## Brief
Copy every line of the following data that includes the string "content".

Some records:
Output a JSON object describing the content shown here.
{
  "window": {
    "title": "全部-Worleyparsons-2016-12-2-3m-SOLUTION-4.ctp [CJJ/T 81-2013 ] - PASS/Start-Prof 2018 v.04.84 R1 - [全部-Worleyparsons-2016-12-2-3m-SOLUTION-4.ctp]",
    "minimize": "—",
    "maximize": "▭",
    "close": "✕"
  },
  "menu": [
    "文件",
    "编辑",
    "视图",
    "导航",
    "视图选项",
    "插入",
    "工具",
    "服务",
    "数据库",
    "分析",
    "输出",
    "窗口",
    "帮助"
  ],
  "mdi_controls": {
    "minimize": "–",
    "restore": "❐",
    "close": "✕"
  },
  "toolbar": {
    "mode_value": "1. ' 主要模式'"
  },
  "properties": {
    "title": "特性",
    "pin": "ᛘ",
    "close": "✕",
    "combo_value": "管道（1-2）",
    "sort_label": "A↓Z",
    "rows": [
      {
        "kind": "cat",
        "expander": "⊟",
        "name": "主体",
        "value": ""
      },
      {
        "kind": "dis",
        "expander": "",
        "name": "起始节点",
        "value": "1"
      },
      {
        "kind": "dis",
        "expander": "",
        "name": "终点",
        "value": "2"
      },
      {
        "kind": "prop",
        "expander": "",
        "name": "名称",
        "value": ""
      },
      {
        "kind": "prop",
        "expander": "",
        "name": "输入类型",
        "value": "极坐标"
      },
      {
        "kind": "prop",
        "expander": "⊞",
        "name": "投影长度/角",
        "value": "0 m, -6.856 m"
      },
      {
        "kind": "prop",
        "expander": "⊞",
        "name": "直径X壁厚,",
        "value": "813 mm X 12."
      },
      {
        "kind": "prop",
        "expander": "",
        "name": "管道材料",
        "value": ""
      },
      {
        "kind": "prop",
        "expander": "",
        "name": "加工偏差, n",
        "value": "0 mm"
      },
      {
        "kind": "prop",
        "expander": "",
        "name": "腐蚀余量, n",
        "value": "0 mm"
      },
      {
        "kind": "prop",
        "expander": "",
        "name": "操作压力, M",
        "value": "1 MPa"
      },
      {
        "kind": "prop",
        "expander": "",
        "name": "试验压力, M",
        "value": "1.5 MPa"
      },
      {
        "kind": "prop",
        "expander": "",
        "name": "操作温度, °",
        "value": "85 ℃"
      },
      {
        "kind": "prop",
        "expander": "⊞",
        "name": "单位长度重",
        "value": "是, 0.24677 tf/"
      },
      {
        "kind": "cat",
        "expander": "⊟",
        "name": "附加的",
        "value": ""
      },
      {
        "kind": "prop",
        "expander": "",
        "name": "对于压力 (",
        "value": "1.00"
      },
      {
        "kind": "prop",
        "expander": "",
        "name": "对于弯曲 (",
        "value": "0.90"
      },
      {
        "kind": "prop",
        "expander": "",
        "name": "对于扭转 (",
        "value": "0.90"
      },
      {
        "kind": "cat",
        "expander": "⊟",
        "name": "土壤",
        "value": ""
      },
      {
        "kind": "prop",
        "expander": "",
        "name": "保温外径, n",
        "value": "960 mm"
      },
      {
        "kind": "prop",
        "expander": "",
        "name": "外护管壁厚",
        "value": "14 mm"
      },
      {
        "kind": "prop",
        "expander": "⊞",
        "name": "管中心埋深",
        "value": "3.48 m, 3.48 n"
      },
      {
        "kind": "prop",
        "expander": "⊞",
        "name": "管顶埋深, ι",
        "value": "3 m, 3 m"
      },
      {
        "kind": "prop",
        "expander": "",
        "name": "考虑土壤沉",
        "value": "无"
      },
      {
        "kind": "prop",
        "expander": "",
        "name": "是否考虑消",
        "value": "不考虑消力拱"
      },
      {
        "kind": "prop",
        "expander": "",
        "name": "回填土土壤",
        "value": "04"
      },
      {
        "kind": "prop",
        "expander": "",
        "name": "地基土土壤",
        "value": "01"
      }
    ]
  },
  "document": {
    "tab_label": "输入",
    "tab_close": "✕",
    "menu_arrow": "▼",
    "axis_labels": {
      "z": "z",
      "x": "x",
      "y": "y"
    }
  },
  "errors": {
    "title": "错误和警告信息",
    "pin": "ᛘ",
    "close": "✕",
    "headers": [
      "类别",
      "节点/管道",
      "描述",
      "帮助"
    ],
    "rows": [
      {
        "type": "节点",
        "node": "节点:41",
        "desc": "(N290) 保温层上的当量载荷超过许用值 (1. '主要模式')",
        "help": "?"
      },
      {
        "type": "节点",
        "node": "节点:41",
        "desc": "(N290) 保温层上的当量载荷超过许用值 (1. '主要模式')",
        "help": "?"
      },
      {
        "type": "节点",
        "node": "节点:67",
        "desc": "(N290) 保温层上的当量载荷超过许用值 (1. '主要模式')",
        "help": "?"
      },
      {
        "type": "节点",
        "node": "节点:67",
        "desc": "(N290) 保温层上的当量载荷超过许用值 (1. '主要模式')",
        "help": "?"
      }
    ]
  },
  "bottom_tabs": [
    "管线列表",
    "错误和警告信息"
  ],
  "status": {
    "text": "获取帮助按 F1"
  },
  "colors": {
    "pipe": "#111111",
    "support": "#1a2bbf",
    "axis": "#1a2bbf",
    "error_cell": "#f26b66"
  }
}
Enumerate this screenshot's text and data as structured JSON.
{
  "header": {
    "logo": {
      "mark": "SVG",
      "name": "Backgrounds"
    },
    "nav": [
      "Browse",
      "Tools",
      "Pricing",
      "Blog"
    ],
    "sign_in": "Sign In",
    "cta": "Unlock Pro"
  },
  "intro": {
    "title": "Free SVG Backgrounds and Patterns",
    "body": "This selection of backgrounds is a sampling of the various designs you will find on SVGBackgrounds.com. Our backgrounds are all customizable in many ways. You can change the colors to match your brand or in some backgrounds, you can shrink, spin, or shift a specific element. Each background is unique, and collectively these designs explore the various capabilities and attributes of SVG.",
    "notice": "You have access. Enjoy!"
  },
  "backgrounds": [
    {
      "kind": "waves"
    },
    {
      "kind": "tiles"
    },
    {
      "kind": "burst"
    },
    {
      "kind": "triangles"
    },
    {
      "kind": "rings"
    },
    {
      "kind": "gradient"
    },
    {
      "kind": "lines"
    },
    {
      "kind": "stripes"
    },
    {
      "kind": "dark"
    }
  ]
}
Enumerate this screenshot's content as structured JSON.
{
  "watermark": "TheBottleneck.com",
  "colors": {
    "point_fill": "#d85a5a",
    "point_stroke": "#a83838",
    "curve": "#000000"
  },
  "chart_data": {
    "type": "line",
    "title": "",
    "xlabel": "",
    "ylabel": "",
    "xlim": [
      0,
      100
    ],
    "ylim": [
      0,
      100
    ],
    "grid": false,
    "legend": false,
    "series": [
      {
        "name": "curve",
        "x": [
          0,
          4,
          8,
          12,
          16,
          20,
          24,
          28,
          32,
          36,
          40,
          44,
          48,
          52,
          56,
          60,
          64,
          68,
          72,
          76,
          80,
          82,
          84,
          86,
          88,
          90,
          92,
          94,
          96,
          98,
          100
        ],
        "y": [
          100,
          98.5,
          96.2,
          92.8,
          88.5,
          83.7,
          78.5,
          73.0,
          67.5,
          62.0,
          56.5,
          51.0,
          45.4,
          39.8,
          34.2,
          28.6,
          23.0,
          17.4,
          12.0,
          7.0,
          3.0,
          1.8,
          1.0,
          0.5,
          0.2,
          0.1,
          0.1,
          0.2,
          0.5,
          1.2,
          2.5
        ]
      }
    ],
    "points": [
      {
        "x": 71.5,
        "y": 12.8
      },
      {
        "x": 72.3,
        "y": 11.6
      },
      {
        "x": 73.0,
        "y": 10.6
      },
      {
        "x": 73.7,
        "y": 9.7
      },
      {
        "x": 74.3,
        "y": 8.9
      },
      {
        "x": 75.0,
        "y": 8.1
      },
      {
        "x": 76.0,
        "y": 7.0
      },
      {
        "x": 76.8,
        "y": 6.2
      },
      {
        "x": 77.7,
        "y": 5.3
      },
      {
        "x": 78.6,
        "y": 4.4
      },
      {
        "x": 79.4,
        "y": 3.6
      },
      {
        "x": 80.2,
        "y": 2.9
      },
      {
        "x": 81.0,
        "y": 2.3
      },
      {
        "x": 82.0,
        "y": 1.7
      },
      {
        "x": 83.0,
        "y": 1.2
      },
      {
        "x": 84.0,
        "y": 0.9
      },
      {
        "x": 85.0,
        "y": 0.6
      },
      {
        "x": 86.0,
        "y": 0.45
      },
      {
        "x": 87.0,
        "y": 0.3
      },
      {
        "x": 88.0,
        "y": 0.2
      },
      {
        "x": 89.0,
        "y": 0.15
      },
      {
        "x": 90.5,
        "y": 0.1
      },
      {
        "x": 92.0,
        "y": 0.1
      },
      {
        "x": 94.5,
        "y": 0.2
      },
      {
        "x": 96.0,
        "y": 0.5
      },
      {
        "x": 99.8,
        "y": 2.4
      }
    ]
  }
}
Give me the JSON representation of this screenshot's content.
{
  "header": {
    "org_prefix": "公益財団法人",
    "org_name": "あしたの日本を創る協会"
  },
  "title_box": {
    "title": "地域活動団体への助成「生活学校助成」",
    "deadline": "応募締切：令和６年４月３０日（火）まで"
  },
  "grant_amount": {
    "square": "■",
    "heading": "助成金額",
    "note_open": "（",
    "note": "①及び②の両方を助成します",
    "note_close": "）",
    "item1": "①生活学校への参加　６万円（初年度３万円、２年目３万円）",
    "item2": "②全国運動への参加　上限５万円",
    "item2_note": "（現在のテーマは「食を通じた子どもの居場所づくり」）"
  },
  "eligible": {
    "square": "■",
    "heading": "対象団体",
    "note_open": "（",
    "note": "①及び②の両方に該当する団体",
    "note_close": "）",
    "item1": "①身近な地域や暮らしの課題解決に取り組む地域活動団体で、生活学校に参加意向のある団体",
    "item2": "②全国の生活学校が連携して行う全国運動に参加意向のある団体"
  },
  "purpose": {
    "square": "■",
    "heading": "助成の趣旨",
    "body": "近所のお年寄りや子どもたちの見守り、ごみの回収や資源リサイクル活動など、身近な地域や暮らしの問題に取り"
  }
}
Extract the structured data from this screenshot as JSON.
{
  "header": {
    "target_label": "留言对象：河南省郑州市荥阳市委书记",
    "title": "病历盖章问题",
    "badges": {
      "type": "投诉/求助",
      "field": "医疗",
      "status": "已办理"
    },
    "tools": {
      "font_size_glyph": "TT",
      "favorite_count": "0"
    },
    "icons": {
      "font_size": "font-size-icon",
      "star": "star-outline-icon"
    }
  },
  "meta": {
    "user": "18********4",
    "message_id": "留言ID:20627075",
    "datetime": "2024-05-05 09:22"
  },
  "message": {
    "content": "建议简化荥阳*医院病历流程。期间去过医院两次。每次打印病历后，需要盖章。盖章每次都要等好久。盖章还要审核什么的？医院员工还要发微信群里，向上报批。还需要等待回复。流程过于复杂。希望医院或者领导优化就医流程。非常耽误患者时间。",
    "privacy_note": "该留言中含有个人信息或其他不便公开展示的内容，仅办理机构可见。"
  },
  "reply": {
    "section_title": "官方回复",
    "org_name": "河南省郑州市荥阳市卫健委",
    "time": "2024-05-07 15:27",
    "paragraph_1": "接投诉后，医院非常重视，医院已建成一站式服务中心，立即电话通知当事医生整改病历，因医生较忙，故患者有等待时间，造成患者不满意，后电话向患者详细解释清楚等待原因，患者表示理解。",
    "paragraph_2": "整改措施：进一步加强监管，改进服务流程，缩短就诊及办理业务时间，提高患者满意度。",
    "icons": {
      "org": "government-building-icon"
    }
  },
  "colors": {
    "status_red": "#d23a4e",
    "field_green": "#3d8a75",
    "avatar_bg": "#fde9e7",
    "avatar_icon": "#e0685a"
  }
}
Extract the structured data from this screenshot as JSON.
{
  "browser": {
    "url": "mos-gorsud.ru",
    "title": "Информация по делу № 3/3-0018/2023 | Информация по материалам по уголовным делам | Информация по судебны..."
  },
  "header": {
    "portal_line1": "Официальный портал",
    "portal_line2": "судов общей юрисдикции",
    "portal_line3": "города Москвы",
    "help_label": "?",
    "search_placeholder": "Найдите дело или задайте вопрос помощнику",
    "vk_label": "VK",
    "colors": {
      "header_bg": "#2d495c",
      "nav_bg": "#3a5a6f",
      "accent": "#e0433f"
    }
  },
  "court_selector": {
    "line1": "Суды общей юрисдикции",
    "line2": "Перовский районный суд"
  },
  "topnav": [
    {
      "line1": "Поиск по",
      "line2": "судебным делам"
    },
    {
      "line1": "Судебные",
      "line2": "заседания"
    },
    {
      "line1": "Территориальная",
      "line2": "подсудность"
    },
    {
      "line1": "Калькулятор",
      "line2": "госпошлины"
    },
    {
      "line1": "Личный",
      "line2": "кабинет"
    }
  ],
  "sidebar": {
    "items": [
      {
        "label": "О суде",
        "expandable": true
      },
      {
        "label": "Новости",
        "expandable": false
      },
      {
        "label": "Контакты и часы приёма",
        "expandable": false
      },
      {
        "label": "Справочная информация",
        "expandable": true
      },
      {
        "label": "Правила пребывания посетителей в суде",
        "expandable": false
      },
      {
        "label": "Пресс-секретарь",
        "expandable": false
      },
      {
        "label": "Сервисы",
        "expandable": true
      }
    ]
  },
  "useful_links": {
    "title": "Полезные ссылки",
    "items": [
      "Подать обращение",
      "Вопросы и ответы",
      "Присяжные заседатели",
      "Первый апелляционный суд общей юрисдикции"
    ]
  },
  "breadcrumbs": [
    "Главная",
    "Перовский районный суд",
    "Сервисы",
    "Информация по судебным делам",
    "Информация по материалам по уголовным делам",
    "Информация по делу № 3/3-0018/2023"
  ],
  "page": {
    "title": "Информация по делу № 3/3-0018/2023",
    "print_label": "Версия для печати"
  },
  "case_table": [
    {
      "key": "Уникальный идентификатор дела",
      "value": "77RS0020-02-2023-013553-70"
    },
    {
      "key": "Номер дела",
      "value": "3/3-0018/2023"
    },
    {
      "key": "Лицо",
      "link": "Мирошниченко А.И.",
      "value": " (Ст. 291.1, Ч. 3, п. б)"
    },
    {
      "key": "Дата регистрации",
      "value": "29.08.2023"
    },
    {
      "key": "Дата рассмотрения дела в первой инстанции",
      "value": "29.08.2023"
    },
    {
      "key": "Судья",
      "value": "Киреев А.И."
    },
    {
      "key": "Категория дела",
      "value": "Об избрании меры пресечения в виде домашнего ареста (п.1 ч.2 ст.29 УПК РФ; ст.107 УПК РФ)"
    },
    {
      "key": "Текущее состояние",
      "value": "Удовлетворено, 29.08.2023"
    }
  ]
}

## Answer in full
Output a JSON object describing the content shown here.
Enumerate this screenshot's content as structured JSON.
Give me the JSON representation of this screenshot's content.
    "content": "建议简化荥阳*医院病历流程。期间去过医院两次。每次打印病历后，需要盖章。盖章每次都要等好久。盖章还要审核什么的？医院员工还要发微信群里，向上报批。还需要等待回复。流程过于复杂。希望医院或者领导优化就医流程。非常耽误患者时间。",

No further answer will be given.